- **GOAL**:
Each line of the material must be repeated precisely, with the pictures left out.

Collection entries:
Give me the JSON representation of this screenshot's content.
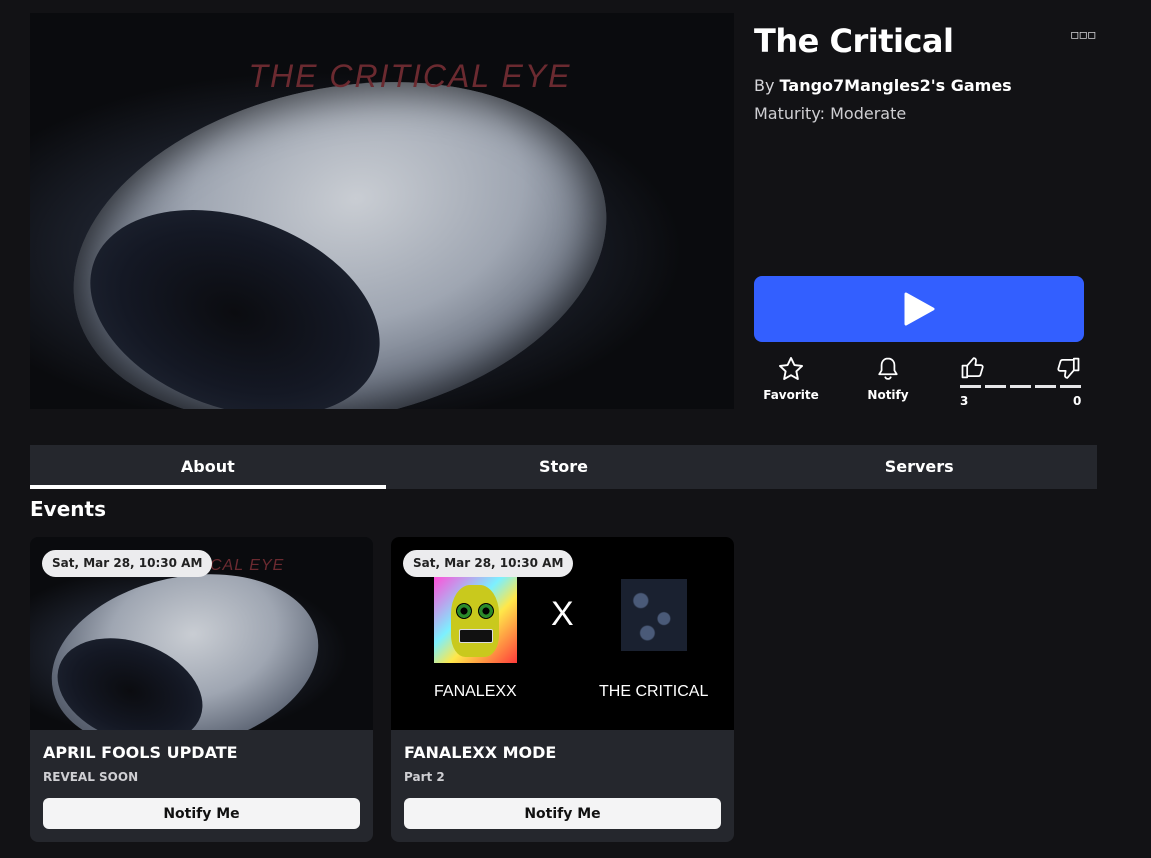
{
  "hero": {
    "image_text": "THE CRITICAL EYE"
  },
  "game": {
    "title": "The Critical",
    "by_prefix": "By",
    "creator": "Tango7Mangles2's Games",
    "maturity": "Maturity: Moderate",
    "more_icon": "ellipsis-icon"
  },
  "actions": {
    "favorite_label": "Favorite",
    "notify_label": "Notify",
    "upvotes": "3",
    "downvotes": "0"
  },
  "tabs": [
    {
      "label": "About",
      "active": true
    },
    {
      "label": "Store",
      "active": false
    },
    {
      "label": "Servers",
      "active": false
    }
  ],
  "events_heading": "Events",
  "events": [
    {
      "date": "Sat, Mar 28, 10:30 AM",
      "title": "APRIL FOOLS UPDATE",
      "subtitle": "REVEAL SOON",
      "button": "Notify Me",
      "image_text": "CAL EYE"
    },
    {
      "date": "Sat, Mar 28, 10:30 AM",
      "title": "FANALEXX MODE",
      "subtitle": "Part 2",
      "button": "Notify Me",
      "image_left_label": "FANALEXX",
      "image_mid": "X",
      "image_right_label": "THE CRITICAL"
    }
  ],
  "colors": {
    "play_button": "#335fff",
    "background": "#121215",
    "tab_bar": "#25272d"
  }
}
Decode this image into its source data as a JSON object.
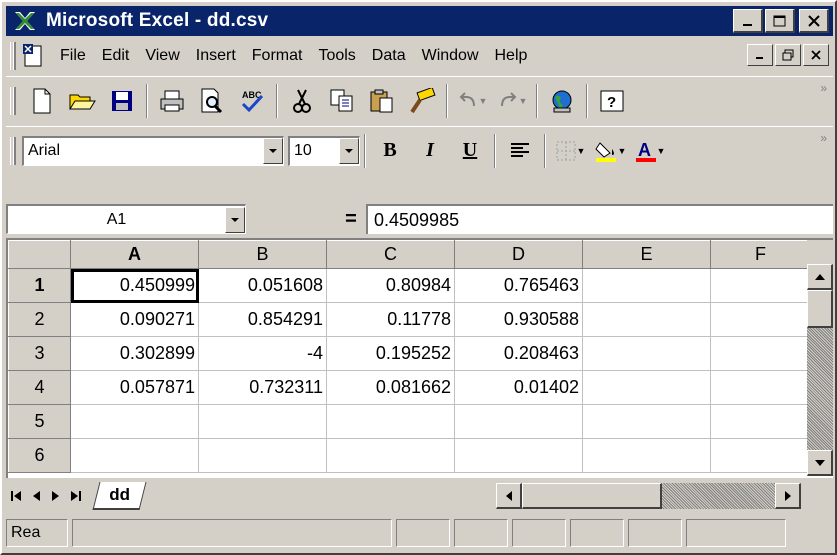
{
  "window": {
    "title": "Microsoft Excel - dd.csv",
    "app_icon": "excel-x-icon"
  },
  "menu": {
    "items": [
      "File",
      "Edit",
      "View",
      "Insert",
      "Format",
      "Tools",
      "Data",
      "Window",
      "Help"
    ]
  },
  "toolbar_standard": {
    "icons": [
      "new-icon",
      "open-icon",
      "save-icon",
      "print-icon",
      "print-preview-icon",
      "spelling-icon",
      "cut-icon",
      "copy-icon",
      "paste-icon",
      "format-painter-icon",
      "undo-icon",
      "redo-icon",
      "web-icon",
      "help-icon"
    ]
  },
  "toolbar_formatting": {
    "font": "Arial",
    "size": "10",
    "bold": "B",
    "italic": "I",
    "underline": "U"
  },
  "formula_bar": {
    "name_box": "A1",
    "equals": "=",
    "value": "0.4509985"
  },
  "grid": {
    "columns": [
      "A",
      "B",
      "C",
      "D",
      "E",
      "F"
    ],
    "rows": [
      {
        "num": "1",
        "cells": [
          "0.450999",
          "0.051608",
          "0.80984",
          "0.765463",
          "",
          ""
        ]
      },
      {
        "num": "2",
        "cells": [
          "0.090271",
          "0.854291",
          "0.11778",
          "0.930588",
          "",
          ""
        ]
      },
      {
        "num": "3",
        "cells": [
          "0.302899",
          "-4",
          "0.195252",
          "0.208463",
          "",
          ""
        ]
      },
      {
        "num": "4",
        "cells": [
          "0.057871",
          "0.732311",
          "0.081662",
          "0.01402",
          "",
          ""
        ]
      },
      {
        "num": "5",
        "cells": [
          "",
          "",
          "",
          "",
          "",
          ""
        ]
      },
      {
        "num": "6",
        "cells": [
          "",
          "",
          "",
          "",
          "",
          ""
        ]
      }
    ]
  },
  "sheet_tabs": [
    "dd"
  ],
  "status": {
    "mode": "Rea"
  }
}
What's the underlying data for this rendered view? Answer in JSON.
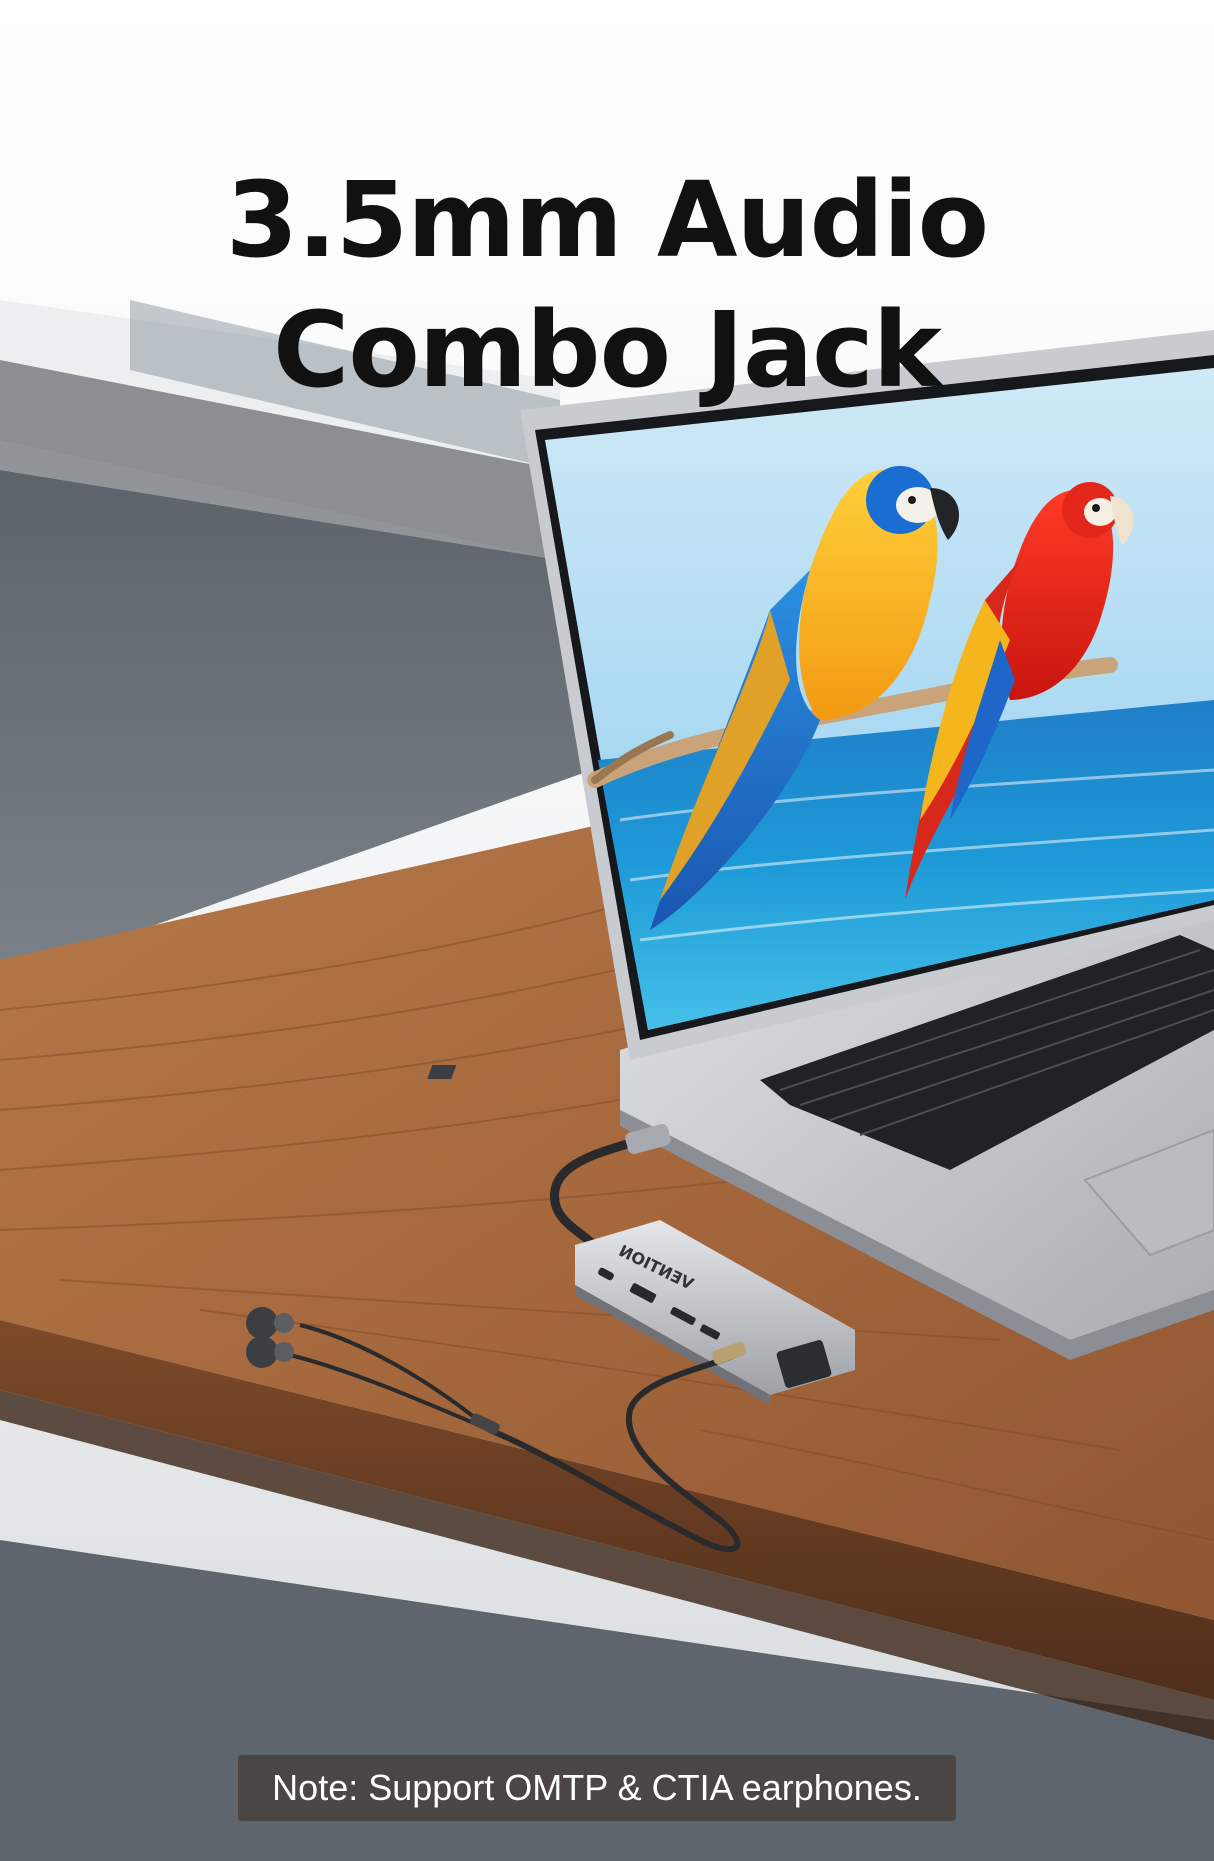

- **CORRECT RESULT**:
Give me the JSON representation of this screenshot's content.
{
  "hero": {
    "image_text": "THE CRITICAL EYE"
  },
  "game": {
    "title": "The Critical",
    "by_prefix": "By",
    "creator": "Tango7Mangles2's Games",
    "maturity": "Maturity: Moderate",
    "more_icon": "ellipsis-icon"
  },
  "actions": {
    "favorite_label": "Favorite",
    "notify_label": "Notify",
    "upvotes": "3",
    "downvotes": "0"
  },
  "tabs": [
    {
      "label": "About",
      "active": true
    },
    {
      "label": "Store",
      "active": false
    },
    {
      "label": "Servers",
      "active": false
    }
  ],
  "events_heading": "Events",
  "events": [
    {
      "date": "Sat, Mar 28, 10:30 AM",
      "title": "APRIL FOOLS UPDATE",
      "subtitle": "REVEAL SOON",
      "button": "Notify Me",
      "image_text": "CAL EYE"
    },
    {
      "date": "Sat, Mar 28, 10:30 AM",
      "title": "FANALEXX MODE",
      "subtitle": "Part 2",
      "button": "Notify Me",
      "image_left_label": "FANALEXX",
      "image_mid": "X",
      "image_right_label": "THE CRITICAL"
    }
  ],
  "colors": {
    "play_button": "#335fff",
    "background": "#121215",
    "tab_bar": "#25272d"
  }
}
Decode this image into its source data as a JSON object.
{
  "window": {
    "title": "Microsoft Excel - dd.csv",
    "app_icon": "excel-x-icon"
  },
  "menu": {
    "items": [
      "File",
      "Edit",
      "View",
      "Insert",
      "Format",
      "Tools",
      "Data",
      "Window",
      "Help"
    ]
  },
  "toolbar_standard": {
    "icons": [
      "new-icon",
      "open-icon",
      "save-icon",
      "print-icon",
      "print-preview-icon",
      "spelling-icon",
      "cut-icon",
      "copy-icon",
      "paste-icon",
      "format-painter-icon",
      "undo-icon",
      "redo-icon",
      "web-icon",
      "help-icon"
    ]
  },
  "toolbar_formatting": {
    "font": "Arial",
    "size": "10",
    "bold": "B",
    "italic": "I",
    "underline": "U"
  },
  "formula_bar": {
    "name_box": "A1",
    "equals": "=",
    "value": "0.4509985"
  },
  "grid": {
    "columns": [
      "A",
      "B",
      "C",
      "D",
      "E",
      "F"
    ],
    "rows": [
      {
        "num": "1",
        "cells": [
          "0.450999",
          "0.051608",
          "0.80984",
          "0.765463",
          "",
          ""
        ]
      },
      {
        "num": "2",
        "cells": [
          "0.090271",
          "0.854291",
          "0.11778",
          "0.930588",
          "",
          ""
        ]
      },
      {
        "num": "3",
        "cells": [
          "0.302899",
          "-4",
          "0.195252",
          "0.208463",
          "",
          ""
        ]
      },
      {
        "num": "4",
        "cells": [
          "0.057871",
          "0.732311",
          "0.081662",
          "0.01402",
          "",
          ""
        ]
      },
      {
        "num": "5",
        "cells": [
          "",
          "",
          "",
          "",
          "",
          ""
        ]
      },
      {
        "num": "6",
        "cells": [
          "",
          "",
          "",
          "",
          "",
          ""
        ]
      }
    ]
  },
  "sheet_tabs": [
    "dd"
  ],
  "status": {
    "mode": "Rea"
  }
}
What's the underlying data for this rendered view? Answer in JSON.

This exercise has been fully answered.